▸ GOAL: Look for the word "JSON" in the entries below, then copy every line that has it.

▸ SOURCE RECORDS:
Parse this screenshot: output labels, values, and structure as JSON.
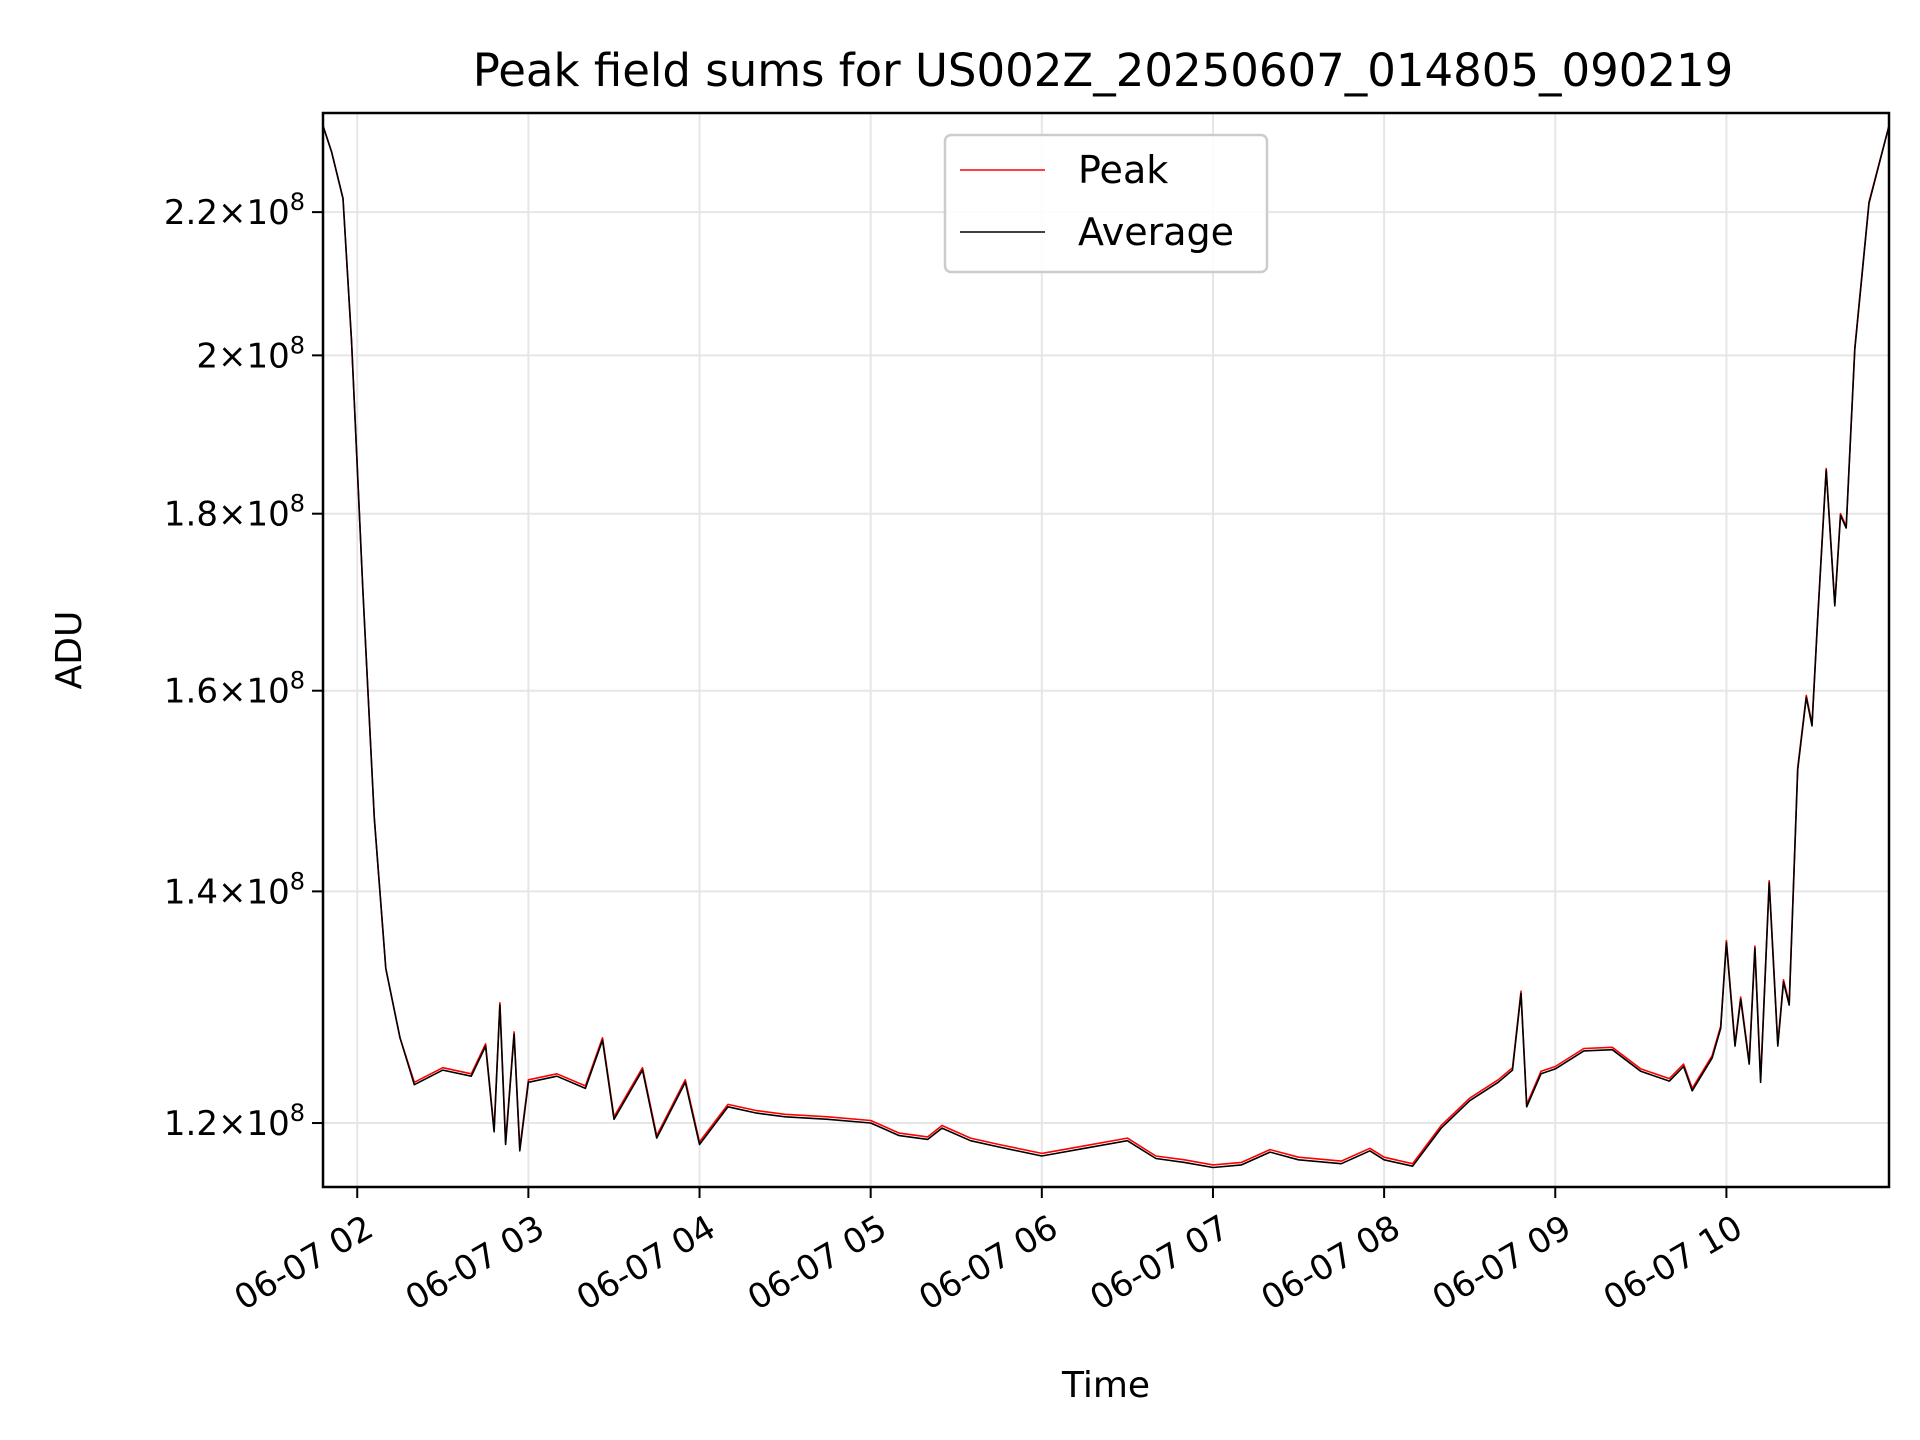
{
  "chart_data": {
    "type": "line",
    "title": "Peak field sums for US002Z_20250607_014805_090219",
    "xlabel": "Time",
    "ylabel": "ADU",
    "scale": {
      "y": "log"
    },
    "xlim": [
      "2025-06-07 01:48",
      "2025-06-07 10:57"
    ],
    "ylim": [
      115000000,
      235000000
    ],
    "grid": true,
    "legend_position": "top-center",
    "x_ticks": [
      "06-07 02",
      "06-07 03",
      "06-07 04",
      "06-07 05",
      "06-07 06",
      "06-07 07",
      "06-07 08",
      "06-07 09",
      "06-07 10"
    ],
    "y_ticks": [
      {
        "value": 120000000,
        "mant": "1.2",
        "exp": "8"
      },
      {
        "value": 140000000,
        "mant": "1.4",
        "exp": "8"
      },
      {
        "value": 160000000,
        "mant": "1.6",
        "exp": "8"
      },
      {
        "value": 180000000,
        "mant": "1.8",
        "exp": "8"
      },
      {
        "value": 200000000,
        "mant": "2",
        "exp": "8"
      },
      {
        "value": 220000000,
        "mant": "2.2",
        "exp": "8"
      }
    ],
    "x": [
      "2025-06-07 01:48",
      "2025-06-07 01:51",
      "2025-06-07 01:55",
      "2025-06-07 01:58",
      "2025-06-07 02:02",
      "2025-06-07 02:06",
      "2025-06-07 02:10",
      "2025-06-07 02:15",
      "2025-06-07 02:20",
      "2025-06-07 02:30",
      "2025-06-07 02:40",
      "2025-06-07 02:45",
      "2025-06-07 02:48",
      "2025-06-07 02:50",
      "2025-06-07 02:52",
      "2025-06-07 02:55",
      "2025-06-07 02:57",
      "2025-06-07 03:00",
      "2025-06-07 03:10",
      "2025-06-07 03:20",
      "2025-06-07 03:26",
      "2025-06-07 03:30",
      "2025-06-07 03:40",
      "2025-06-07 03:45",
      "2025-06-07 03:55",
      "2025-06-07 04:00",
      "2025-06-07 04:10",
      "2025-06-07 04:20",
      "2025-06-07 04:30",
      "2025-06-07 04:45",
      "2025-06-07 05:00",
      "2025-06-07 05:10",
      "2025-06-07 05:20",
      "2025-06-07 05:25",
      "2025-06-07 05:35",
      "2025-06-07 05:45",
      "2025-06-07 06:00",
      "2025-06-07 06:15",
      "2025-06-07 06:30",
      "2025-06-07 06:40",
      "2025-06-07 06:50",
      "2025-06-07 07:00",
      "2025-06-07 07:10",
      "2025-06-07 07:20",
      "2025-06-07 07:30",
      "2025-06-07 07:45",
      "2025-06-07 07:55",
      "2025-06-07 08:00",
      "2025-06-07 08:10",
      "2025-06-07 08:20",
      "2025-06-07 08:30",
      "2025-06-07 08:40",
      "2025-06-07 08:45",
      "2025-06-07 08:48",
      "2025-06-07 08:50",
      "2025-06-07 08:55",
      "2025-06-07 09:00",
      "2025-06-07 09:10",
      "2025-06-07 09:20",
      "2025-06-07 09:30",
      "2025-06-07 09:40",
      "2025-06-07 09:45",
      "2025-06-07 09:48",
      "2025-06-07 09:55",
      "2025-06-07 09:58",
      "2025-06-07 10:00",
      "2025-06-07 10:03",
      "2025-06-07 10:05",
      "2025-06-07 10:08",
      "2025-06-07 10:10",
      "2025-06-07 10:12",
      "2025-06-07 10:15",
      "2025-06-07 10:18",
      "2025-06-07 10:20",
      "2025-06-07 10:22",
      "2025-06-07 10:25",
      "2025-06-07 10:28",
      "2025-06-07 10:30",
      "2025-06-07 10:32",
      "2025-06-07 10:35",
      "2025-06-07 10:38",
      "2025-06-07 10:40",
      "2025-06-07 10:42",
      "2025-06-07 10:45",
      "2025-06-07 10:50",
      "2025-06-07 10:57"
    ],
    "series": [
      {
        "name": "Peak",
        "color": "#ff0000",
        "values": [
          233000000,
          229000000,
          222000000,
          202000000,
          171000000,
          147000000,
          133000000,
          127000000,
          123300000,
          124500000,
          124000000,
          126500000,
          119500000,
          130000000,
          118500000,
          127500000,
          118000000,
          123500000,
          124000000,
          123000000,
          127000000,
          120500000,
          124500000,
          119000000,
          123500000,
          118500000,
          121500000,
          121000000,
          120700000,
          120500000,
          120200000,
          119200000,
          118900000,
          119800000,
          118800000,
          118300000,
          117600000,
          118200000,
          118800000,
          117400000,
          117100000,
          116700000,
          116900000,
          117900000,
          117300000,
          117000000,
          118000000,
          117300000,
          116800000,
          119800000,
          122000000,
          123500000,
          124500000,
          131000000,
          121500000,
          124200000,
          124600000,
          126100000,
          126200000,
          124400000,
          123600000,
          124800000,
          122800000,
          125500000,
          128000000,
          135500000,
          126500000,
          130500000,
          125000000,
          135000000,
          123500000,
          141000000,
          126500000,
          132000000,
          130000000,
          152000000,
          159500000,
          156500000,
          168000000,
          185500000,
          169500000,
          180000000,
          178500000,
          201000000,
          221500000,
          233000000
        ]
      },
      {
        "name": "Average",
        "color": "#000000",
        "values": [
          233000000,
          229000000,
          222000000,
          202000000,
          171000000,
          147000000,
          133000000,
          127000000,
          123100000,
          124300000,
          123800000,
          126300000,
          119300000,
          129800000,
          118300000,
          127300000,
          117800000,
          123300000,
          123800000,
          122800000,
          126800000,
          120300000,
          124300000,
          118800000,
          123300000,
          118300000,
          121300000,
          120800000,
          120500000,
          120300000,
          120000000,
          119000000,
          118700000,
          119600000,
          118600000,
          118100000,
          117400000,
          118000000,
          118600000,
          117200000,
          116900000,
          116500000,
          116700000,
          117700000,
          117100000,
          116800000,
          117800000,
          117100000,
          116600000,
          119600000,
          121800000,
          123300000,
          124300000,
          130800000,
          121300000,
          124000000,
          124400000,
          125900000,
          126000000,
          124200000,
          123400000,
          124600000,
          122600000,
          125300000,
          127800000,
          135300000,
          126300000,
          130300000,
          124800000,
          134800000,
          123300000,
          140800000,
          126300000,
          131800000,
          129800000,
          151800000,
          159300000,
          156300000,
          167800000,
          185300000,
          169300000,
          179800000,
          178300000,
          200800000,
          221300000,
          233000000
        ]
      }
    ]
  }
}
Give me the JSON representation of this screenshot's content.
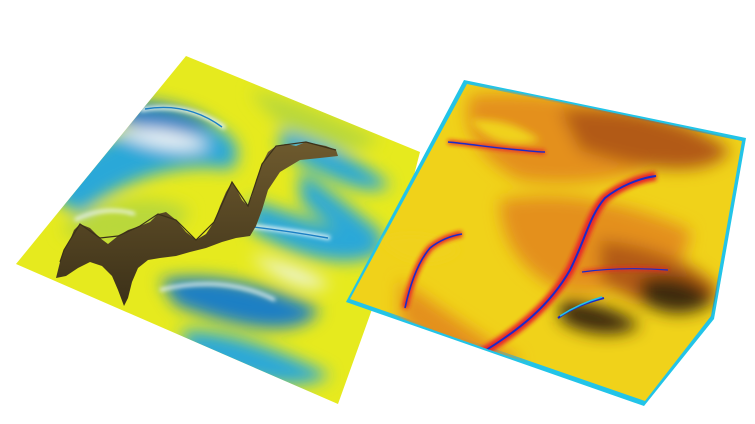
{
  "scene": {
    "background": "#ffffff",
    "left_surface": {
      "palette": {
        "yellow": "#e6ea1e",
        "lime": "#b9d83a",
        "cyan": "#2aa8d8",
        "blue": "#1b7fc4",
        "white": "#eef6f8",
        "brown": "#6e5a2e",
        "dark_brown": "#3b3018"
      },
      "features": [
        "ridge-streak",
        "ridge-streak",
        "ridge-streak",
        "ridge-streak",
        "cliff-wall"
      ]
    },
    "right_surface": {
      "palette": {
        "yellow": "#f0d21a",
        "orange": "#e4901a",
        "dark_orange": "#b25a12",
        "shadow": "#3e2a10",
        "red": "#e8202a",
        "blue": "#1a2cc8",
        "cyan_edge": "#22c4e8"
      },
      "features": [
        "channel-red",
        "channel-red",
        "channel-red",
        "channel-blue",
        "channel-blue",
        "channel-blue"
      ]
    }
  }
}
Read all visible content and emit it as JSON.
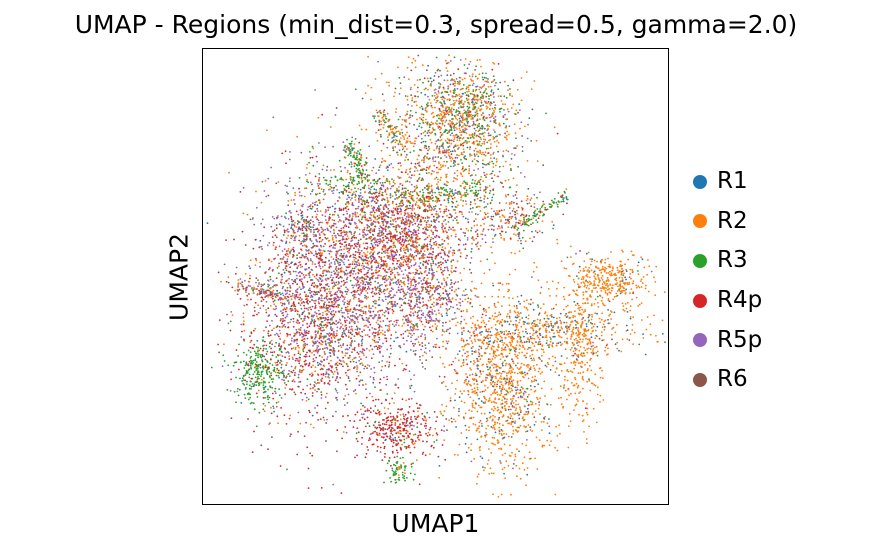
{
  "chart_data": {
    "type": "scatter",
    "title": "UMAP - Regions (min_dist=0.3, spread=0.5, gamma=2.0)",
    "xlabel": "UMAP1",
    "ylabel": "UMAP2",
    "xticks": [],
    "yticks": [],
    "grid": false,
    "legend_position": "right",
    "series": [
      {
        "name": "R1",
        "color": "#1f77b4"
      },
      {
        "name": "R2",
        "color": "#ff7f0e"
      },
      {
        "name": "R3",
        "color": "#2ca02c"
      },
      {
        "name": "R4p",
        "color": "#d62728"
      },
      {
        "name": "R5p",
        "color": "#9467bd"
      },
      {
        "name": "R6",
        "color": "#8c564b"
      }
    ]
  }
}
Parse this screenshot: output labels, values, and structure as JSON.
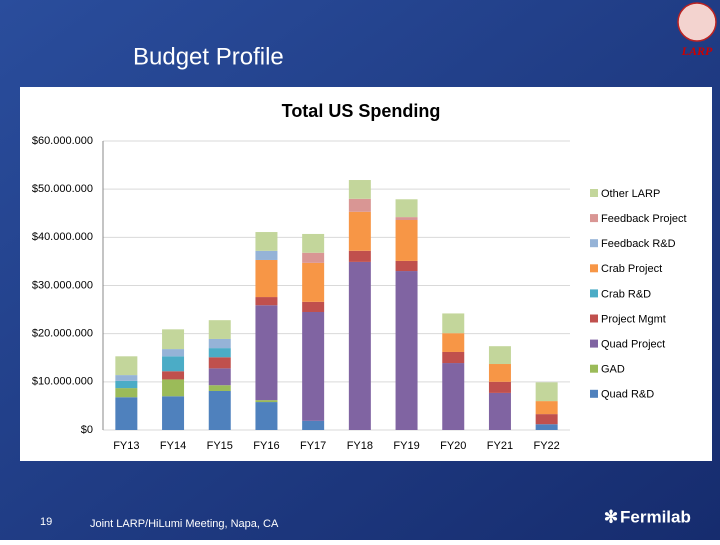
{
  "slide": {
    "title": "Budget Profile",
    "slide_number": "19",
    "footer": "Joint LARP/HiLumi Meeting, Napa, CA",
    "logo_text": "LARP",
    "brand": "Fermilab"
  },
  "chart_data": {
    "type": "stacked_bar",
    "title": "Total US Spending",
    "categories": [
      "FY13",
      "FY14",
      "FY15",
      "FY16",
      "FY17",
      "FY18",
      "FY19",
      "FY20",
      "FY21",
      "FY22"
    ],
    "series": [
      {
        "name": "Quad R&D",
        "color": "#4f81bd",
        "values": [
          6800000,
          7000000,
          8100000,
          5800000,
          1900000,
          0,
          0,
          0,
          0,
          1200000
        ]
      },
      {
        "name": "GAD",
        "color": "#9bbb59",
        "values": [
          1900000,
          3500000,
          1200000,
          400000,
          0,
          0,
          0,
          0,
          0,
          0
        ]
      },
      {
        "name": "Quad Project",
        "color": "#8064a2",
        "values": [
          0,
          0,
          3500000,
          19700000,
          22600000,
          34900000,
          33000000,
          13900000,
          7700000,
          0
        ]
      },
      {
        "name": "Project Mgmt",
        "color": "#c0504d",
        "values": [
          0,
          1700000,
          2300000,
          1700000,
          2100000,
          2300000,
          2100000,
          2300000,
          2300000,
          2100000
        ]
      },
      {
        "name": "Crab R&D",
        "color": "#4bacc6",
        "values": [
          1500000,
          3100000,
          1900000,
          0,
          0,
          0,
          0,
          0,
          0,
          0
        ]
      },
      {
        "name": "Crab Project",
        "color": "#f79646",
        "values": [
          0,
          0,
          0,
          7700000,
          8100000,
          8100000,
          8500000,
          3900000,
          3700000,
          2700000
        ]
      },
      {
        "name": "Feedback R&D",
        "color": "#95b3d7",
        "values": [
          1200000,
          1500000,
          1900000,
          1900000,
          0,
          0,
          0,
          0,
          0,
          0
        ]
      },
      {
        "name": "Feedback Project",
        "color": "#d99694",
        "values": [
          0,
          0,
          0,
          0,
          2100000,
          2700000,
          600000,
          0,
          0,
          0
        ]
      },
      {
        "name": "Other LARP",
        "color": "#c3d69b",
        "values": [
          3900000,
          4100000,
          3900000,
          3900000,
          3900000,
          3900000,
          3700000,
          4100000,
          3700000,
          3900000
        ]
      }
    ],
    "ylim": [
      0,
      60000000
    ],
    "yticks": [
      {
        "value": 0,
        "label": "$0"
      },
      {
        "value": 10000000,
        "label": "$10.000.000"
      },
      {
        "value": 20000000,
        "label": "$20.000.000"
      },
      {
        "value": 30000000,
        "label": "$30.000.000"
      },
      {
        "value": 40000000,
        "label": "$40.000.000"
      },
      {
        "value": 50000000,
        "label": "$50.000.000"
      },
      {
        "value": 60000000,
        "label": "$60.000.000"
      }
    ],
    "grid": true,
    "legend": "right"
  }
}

▸ RESULT:
Parse this screenshot: output labels, values, and structure as JSON.
Give me the JSON representation of this screenshot's content.
Read all visible content and emit it as JSON.
Parse this screenshot: output labels, values, and structure as JSON.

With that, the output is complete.